Your task =>
Can you set down, unchanged, the lines of the collection entries below, from the first one through the line that contains "text-line: совместный выпас"?
>> start Material provided
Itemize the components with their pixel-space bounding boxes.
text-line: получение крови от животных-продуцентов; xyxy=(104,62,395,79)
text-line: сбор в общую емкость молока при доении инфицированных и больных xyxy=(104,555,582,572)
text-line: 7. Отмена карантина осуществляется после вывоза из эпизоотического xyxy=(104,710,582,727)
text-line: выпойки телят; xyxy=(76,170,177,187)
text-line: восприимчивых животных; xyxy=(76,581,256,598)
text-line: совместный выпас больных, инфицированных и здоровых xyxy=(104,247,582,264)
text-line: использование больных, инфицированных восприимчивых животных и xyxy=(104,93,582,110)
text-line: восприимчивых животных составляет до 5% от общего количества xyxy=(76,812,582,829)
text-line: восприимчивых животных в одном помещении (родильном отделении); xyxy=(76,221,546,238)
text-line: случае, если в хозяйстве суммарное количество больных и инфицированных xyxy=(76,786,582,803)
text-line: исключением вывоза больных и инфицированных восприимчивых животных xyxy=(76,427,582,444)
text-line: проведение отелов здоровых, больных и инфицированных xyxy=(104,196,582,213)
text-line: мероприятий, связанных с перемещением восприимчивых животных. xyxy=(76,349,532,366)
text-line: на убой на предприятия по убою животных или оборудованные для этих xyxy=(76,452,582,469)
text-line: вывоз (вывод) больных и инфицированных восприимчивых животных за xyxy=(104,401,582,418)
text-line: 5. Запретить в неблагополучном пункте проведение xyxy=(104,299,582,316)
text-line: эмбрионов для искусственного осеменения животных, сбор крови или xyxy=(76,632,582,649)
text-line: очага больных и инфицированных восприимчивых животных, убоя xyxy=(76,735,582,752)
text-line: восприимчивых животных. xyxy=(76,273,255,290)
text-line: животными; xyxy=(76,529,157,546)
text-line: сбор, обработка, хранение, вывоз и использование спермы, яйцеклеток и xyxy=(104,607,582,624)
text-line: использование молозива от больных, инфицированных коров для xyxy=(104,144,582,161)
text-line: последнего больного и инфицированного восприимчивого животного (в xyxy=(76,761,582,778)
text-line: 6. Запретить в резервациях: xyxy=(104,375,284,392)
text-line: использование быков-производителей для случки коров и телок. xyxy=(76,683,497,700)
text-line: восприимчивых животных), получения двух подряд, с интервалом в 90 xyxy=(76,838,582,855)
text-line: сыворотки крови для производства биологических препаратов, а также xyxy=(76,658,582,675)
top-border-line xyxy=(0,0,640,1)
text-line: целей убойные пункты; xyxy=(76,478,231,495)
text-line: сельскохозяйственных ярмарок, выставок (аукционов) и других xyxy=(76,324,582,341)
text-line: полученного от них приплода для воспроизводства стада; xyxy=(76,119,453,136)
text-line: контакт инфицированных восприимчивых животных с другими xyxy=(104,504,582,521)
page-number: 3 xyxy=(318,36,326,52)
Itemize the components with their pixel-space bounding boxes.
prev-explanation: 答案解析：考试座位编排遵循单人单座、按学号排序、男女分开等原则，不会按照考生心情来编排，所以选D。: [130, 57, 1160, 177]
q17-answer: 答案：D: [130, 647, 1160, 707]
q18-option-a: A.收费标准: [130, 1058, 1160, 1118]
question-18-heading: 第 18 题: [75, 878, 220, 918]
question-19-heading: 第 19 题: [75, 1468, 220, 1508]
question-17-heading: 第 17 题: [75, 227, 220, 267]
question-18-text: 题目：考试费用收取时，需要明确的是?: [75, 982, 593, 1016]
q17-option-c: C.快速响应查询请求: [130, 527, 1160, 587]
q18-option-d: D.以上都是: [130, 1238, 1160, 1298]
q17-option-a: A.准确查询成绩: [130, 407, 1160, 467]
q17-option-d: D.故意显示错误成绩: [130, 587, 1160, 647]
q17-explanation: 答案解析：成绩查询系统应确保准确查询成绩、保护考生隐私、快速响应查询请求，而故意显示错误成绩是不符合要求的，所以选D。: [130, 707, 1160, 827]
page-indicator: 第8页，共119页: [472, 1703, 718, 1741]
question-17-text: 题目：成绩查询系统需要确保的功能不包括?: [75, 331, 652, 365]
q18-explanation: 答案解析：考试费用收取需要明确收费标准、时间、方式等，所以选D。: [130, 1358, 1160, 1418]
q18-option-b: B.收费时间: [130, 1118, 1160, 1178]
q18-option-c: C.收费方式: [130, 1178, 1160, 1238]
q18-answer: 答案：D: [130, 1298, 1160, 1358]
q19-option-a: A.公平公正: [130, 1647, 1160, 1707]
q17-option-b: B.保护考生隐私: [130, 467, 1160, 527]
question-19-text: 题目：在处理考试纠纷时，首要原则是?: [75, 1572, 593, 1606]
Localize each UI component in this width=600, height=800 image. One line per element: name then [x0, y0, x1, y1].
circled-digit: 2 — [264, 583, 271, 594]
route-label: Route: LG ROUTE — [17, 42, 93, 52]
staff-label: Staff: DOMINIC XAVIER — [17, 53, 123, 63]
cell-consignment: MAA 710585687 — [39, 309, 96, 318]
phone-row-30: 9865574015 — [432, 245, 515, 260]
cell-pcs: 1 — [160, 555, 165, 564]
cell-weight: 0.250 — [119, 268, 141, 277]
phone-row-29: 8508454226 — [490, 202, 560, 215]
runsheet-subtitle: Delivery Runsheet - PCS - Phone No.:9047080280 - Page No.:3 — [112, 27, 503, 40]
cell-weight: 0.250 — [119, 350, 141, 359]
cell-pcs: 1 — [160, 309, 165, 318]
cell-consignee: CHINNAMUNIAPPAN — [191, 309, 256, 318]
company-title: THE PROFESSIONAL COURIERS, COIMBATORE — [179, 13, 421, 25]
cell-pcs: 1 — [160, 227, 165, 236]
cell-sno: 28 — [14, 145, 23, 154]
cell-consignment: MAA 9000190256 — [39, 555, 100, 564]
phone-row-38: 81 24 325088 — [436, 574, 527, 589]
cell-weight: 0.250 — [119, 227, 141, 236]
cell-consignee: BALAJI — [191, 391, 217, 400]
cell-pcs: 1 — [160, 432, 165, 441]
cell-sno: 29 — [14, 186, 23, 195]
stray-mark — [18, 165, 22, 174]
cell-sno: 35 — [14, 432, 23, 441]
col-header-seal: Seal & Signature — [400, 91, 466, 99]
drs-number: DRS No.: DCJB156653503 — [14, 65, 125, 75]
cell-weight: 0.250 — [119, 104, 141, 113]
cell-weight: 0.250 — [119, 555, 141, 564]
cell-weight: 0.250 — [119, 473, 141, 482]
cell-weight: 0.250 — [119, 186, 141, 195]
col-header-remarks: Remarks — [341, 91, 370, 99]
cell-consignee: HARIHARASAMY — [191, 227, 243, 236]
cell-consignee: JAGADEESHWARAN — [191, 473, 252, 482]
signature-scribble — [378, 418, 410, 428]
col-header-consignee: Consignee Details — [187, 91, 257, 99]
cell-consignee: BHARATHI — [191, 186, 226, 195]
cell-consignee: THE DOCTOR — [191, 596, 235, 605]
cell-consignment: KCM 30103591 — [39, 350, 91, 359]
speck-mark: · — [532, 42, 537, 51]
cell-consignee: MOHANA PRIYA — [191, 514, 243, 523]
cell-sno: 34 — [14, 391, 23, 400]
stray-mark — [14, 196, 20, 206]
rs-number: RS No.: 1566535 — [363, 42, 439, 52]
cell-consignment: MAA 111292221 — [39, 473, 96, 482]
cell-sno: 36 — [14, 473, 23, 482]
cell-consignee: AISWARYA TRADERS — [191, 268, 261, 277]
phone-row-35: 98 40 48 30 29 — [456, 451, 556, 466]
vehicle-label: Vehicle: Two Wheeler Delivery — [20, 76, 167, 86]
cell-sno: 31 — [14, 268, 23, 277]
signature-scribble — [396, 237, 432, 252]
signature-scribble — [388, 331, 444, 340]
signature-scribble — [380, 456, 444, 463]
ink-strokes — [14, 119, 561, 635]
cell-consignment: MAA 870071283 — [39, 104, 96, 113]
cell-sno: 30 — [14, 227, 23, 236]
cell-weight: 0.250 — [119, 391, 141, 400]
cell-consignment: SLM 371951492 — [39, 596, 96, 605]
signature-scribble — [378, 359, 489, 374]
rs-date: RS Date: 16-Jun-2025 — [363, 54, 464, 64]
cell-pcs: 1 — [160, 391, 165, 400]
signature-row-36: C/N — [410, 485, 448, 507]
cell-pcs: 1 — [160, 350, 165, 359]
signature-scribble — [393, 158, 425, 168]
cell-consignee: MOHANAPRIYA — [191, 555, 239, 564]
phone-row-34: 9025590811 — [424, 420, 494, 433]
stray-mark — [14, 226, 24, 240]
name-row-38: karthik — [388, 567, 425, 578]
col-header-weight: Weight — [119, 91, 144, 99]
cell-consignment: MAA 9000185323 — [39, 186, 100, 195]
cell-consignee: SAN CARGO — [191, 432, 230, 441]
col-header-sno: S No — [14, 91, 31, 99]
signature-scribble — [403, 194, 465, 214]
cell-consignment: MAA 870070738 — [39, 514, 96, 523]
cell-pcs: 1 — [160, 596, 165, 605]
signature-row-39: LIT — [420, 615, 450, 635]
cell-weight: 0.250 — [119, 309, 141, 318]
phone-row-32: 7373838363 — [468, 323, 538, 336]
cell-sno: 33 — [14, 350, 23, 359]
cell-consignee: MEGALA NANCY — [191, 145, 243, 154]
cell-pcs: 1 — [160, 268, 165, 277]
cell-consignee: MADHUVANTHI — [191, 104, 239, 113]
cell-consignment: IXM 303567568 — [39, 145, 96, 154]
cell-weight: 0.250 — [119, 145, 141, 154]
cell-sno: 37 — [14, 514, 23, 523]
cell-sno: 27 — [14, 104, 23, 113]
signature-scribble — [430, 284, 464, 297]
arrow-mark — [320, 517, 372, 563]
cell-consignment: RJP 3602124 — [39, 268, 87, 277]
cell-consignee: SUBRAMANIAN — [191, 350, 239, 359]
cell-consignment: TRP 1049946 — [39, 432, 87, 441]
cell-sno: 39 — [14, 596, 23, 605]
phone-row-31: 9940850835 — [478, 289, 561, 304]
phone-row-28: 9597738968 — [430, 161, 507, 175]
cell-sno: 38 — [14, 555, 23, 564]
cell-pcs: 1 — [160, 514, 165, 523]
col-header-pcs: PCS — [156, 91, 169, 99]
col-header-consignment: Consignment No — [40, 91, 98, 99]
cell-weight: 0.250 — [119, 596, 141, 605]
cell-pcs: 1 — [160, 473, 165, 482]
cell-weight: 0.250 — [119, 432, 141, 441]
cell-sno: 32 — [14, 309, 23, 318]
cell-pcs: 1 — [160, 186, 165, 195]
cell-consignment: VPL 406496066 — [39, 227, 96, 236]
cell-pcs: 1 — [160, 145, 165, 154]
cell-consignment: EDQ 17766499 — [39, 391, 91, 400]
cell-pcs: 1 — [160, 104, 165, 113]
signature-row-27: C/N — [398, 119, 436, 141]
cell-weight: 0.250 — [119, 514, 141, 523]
>> end Material provided
Response to this exercise =>
Itemize the components with their pixel-space bounding boxes.
text-line: получение крови от животных-продуцентов; xyxy=(104,62,395,79)
text-line: сбор в общую емкость молока при доении инфицированных и больных xyxy=(104,555,582,572)
text-line: 7. Отмена карантина осуществляется после вывоза из эпизоотического xyxy=(104,710,582,727)
text-line: выпойки телят; xyxy=(76,170,177,187)
text-line: восприимчивых животных; xyxy=(76,581,256,598)
text-line: совместный выпас больных, инфицированных и здоровых xyxy=(104,247,582,264)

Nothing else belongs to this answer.